** start Records for the exercise **
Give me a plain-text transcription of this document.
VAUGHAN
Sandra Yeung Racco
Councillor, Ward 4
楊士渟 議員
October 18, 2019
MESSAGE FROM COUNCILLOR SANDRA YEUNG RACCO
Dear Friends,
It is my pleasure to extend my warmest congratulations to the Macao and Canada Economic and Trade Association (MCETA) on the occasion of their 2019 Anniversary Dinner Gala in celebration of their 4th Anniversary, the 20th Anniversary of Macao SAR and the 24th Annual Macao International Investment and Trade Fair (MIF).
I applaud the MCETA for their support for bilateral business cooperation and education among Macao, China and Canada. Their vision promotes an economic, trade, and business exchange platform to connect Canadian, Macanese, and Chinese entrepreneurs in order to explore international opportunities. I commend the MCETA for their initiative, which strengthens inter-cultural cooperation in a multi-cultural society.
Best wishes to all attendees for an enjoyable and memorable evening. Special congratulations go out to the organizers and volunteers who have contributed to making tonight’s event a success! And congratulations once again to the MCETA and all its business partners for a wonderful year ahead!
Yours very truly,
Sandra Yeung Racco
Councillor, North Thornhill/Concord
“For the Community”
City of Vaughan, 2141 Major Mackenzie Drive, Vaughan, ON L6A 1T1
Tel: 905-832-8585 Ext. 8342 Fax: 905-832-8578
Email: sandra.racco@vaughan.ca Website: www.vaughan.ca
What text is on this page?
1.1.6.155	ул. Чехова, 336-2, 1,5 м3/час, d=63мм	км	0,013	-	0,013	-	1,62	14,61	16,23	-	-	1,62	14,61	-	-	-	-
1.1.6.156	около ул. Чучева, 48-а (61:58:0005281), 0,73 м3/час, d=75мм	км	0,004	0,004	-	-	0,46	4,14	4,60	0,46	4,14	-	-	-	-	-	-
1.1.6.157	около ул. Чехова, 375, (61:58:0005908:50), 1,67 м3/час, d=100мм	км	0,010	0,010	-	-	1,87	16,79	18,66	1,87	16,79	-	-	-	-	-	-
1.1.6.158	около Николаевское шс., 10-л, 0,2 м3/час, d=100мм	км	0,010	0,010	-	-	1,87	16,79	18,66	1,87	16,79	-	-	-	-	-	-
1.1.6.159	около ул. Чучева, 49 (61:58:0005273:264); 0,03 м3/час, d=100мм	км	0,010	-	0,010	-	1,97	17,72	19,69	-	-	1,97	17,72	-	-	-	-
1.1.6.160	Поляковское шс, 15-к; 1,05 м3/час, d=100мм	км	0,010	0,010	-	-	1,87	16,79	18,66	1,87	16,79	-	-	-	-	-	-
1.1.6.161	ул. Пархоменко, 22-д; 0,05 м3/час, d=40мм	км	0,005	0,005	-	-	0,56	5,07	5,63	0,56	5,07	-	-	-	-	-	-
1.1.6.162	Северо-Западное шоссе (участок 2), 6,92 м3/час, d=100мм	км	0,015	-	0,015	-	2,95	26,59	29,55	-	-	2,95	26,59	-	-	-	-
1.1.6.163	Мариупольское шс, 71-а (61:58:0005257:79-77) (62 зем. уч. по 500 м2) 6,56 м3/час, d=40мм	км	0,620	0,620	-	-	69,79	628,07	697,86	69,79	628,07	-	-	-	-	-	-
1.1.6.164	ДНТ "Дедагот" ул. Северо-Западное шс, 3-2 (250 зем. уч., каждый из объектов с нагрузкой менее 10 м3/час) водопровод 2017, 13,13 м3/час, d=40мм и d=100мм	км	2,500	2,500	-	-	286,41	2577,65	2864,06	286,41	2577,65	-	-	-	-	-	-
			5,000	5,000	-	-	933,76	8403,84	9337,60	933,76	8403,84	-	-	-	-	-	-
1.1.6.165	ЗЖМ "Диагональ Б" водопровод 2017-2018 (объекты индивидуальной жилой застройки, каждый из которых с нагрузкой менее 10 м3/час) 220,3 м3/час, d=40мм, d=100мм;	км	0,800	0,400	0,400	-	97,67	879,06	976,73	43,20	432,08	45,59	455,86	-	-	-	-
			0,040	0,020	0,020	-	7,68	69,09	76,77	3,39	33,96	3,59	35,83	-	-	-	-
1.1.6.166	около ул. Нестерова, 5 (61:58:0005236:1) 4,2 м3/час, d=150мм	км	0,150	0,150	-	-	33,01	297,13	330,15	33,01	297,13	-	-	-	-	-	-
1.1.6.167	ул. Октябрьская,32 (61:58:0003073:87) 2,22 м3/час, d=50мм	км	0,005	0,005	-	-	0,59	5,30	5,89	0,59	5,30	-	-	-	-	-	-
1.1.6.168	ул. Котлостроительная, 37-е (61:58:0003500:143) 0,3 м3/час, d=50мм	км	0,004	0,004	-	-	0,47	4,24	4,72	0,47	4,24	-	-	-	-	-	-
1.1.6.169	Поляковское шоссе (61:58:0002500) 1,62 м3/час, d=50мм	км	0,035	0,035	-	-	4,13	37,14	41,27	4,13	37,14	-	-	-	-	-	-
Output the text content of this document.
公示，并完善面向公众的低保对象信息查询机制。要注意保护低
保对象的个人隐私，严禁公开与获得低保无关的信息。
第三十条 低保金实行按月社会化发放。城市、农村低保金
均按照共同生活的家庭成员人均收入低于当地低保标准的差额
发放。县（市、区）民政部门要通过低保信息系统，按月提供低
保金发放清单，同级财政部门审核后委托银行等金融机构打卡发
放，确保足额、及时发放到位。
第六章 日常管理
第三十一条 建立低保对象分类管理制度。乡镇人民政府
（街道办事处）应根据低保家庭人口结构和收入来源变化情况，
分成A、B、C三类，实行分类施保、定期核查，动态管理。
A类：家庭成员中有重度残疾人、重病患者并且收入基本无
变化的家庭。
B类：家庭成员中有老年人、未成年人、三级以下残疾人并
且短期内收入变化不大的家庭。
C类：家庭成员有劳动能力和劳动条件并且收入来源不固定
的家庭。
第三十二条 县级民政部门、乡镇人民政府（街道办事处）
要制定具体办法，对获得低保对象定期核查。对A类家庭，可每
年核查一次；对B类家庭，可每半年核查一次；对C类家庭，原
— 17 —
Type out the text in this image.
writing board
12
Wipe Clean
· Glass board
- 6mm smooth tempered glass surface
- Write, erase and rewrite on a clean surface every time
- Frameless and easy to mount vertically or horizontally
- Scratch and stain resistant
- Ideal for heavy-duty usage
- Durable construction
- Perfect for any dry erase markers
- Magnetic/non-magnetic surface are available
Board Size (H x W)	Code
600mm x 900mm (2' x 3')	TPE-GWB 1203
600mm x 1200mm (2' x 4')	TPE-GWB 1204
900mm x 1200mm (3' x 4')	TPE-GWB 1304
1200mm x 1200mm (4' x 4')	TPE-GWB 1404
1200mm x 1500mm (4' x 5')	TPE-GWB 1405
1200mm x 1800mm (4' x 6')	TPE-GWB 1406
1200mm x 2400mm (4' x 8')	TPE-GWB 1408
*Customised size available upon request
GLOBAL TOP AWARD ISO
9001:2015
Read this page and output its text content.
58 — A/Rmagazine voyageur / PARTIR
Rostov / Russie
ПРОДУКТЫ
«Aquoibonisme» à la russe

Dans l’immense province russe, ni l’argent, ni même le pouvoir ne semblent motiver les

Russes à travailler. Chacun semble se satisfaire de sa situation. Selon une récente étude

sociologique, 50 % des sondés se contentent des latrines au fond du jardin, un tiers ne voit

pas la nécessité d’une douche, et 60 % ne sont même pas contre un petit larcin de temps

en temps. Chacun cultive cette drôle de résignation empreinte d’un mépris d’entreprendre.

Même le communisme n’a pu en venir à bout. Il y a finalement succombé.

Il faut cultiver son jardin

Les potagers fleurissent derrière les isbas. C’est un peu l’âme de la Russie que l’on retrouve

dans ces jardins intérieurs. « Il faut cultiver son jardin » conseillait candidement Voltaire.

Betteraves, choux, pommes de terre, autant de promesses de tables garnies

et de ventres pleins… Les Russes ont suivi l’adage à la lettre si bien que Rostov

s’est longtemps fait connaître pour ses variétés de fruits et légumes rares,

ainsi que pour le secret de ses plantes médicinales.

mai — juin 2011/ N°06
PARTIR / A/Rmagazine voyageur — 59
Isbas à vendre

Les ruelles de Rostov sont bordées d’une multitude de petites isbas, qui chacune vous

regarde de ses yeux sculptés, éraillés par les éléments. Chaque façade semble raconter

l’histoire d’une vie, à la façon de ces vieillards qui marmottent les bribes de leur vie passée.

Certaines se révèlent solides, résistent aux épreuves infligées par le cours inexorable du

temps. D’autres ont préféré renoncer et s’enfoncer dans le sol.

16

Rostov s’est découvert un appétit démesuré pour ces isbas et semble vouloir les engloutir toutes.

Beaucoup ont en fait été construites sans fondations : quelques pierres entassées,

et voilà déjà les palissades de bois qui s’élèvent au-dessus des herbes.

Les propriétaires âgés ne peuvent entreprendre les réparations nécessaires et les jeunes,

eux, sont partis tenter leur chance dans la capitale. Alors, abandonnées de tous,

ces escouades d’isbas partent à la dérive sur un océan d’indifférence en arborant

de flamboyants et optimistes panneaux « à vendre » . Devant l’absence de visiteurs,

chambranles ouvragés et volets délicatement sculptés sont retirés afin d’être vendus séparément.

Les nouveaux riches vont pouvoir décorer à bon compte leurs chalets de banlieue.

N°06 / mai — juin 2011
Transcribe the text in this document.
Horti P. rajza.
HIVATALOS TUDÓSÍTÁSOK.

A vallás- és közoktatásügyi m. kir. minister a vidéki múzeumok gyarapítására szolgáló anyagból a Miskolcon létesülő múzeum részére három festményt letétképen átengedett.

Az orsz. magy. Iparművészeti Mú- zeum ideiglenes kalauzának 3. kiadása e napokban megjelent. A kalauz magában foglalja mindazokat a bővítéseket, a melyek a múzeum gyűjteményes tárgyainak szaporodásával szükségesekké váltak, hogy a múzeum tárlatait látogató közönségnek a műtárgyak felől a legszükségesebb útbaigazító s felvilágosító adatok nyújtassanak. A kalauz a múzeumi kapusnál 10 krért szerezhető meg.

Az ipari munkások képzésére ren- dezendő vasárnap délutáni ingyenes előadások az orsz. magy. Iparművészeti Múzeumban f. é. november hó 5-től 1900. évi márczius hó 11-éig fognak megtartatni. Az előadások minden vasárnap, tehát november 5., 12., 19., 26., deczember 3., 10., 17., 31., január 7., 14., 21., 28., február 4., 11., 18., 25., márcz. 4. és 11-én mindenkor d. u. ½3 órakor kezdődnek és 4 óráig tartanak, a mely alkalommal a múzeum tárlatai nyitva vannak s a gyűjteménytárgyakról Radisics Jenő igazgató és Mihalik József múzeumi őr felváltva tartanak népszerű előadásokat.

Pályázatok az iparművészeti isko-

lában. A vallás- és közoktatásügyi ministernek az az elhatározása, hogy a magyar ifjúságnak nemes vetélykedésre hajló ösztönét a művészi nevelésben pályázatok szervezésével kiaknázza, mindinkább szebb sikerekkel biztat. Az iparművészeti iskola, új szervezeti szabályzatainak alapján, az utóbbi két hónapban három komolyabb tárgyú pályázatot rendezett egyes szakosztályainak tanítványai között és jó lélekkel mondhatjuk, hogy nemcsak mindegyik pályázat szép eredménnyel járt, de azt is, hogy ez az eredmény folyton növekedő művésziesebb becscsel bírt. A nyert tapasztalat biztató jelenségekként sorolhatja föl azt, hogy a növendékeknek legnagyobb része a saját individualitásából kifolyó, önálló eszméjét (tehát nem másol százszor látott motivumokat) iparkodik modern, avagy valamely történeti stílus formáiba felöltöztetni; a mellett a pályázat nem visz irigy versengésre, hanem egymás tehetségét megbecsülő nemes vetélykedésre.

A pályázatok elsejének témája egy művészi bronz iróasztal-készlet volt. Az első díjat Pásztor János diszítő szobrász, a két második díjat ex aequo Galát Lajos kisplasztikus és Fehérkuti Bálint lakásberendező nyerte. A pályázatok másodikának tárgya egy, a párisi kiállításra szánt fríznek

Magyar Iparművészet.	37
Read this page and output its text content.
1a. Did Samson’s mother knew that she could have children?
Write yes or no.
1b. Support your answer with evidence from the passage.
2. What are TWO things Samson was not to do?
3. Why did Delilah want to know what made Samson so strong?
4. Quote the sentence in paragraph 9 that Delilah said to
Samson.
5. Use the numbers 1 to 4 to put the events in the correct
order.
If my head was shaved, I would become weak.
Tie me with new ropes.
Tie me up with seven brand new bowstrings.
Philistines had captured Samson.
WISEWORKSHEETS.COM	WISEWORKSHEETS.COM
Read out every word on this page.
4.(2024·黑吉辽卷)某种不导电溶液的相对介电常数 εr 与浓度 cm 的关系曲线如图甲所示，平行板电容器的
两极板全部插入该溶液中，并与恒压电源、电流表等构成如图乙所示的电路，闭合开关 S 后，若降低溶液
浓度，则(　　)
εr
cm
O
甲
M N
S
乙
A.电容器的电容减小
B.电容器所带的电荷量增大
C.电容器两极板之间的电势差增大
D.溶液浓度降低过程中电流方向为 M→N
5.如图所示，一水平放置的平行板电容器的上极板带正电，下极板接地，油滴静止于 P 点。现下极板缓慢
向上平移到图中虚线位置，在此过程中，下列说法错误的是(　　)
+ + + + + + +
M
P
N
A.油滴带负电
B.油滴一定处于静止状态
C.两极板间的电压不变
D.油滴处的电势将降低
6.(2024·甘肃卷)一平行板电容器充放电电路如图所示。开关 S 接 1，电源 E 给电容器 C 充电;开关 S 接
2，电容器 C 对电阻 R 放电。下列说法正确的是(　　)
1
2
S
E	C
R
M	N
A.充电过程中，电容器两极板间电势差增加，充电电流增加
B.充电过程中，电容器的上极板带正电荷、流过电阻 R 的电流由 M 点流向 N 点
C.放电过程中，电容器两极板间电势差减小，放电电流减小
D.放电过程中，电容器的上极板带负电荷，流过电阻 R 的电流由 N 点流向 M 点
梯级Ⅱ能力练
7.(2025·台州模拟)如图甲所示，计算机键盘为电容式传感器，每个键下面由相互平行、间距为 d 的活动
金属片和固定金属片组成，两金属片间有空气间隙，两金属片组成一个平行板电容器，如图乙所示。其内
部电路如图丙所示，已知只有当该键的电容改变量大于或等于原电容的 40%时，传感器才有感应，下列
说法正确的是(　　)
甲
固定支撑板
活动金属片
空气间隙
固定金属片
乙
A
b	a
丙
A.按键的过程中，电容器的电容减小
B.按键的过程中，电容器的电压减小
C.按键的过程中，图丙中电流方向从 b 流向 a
** end Records for the exercise **
## What to work on
State the number of lines in the records that include "менее", and write nothing else.

## Solution for this problem
2